WHAT NEEDS TO BE DONE: Pull each line holding the word "truss" from the data.

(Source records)
····················
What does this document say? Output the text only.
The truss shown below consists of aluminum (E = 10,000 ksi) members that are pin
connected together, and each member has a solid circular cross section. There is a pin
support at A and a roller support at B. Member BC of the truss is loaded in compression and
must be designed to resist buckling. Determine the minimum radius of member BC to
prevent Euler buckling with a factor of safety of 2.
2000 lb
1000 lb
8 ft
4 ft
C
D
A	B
····················
RESULT OF THIS EXERCISE:
The truss shown below consists of aluminum (E = 10,000 ksi) members that are pin
support at A and a roller support at B. Member BC of the truss is loaded in compression and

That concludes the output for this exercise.